__What you will do__
Select every line below containing the word "freiwillig".

__Some records__
--- START ---

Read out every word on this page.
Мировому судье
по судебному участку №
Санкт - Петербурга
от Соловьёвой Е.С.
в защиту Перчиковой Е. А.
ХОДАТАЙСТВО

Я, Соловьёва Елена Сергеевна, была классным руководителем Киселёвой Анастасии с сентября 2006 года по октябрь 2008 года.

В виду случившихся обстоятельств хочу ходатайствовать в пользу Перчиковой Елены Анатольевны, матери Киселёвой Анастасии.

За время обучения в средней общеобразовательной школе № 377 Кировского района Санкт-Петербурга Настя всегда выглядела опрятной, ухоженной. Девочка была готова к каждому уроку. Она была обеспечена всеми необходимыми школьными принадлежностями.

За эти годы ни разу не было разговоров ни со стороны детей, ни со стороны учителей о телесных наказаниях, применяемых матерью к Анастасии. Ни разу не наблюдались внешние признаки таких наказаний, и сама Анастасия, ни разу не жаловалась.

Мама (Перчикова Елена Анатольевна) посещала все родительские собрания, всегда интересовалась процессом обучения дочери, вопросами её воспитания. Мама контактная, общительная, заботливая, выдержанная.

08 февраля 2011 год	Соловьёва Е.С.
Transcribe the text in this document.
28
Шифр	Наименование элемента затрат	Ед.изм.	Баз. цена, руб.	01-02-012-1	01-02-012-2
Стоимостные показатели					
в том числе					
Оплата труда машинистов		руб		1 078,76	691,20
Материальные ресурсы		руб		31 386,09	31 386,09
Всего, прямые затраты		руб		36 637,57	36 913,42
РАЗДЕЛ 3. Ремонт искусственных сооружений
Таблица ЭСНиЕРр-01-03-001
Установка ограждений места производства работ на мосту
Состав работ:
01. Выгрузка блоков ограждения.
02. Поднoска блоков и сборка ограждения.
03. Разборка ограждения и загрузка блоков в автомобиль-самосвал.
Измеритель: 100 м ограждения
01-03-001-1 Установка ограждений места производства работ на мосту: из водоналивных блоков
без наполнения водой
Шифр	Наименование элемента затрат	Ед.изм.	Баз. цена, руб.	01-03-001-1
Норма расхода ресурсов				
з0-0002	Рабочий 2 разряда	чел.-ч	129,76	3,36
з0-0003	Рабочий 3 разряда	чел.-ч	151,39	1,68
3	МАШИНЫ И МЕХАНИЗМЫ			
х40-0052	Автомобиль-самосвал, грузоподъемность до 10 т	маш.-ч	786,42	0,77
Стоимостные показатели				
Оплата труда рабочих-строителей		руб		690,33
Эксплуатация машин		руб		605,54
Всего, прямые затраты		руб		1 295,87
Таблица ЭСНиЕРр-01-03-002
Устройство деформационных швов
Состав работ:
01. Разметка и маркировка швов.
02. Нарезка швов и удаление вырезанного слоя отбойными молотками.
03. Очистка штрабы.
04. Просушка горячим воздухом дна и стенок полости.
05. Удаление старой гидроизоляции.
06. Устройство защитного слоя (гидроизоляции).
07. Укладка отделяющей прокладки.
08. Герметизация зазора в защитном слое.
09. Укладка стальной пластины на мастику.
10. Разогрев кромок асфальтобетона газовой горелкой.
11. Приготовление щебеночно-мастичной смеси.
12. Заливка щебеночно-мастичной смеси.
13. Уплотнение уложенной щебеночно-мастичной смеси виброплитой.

--- END ---
--- START ---

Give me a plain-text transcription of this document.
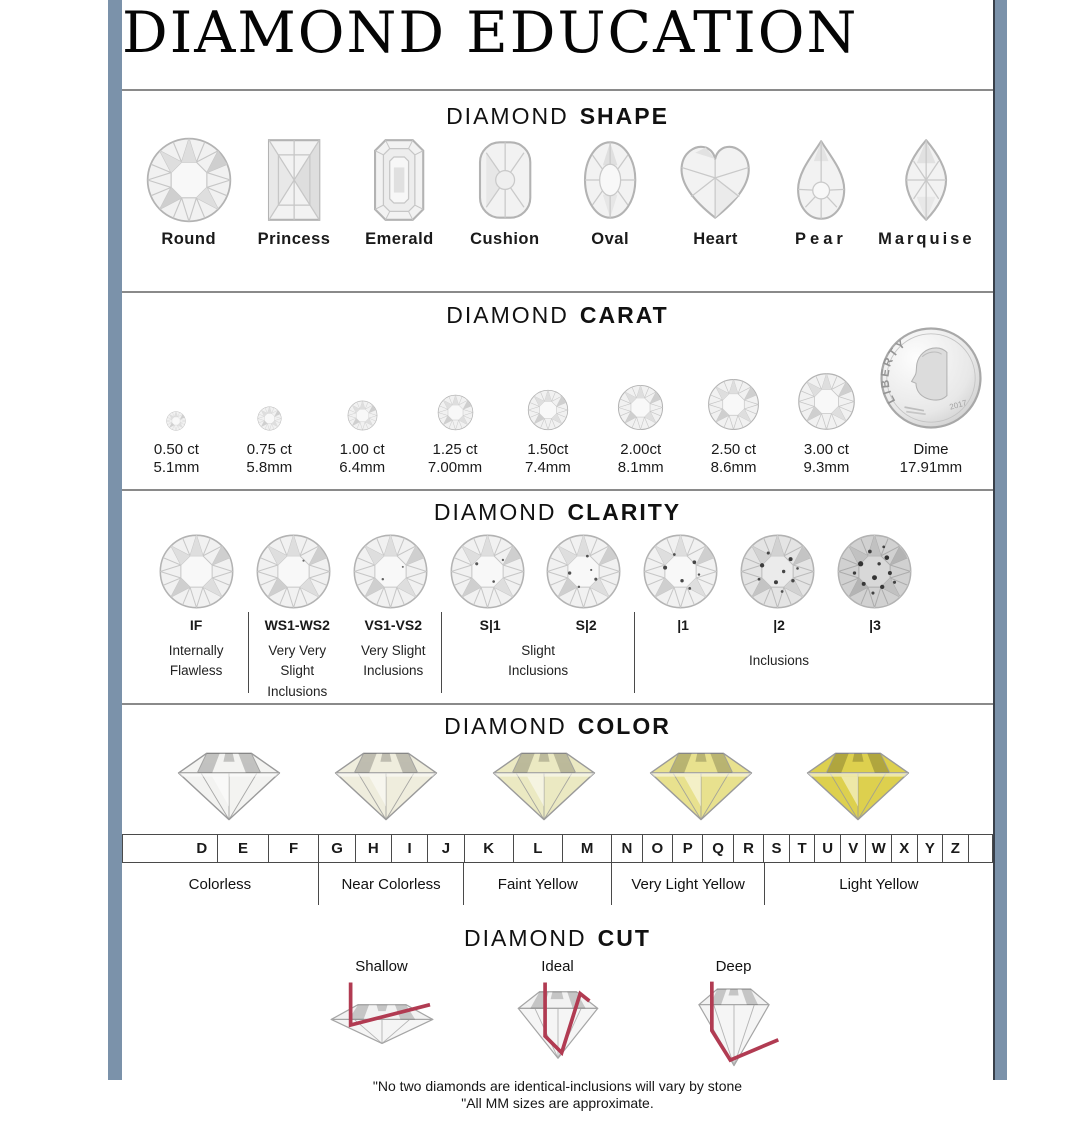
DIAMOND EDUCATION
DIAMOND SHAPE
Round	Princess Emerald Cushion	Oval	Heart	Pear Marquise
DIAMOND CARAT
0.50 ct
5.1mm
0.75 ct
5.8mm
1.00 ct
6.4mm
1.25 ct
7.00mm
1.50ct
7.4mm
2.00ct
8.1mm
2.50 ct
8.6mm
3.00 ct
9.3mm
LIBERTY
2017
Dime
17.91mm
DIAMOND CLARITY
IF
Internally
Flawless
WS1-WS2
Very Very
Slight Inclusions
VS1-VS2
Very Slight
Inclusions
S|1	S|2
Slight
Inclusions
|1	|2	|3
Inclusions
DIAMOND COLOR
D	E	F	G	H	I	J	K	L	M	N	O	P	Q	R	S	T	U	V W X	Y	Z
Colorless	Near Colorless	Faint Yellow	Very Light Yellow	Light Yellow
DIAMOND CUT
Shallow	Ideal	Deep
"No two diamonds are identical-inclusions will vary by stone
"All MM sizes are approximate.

--- END ---
--- START ---

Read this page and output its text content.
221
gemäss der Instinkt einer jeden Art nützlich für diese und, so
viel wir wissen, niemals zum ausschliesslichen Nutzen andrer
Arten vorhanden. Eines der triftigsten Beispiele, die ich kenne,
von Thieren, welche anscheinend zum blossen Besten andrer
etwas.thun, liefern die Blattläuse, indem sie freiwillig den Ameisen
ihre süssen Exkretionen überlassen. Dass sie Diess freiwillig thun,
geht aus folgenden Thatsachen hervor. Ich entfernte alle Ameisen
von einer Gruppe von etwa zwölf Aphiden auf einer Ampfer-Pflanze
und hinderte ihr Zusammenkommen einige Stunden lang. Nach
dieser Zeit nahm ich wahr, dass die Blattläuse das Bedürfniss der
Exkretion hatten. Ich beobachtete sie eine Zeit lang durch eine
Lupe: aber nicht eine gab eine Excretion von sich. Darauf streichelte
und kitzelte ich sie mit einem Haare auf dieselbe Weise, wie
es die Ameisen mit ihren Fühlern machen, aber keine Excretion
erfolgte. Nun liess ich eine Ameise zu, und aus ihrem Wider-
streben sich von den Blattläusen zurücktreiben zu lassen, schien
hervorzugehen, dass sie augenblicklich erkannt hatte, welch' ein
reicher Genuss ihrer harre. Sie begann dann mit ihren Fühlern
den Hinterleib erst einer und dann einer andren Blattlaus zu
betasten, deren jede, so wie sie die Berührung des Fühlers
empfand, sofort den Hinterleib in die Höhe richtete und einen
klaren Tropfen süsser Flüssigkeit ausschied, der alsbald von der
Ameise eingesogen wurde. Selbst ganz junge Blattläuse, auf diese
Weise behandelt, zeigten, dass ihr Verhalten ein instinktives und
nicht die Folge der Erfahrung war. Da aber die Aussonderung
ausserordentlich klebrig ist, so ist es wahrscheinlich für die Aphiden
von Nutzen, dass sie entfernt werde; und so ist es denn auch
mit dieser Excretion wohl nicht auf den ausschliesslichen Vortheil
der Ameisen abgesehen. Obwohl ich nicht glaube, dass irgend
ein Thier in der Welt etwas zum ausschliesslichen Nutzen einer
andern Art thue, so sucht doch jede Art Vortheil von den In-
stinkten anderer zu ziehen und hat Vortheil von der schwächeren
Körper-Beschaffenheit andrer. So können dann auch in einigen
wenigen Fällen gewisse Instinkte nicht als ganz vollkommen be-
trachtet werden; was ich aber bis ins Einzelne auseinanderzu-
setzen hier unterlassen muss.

--- END ---

__Complete response__
etwas.thun, liefern die Blattläuse, indem sie freiwillig den Ameisen
ihre süssen Exkretionen überlassen. Dass sie Diess freiwillig thun,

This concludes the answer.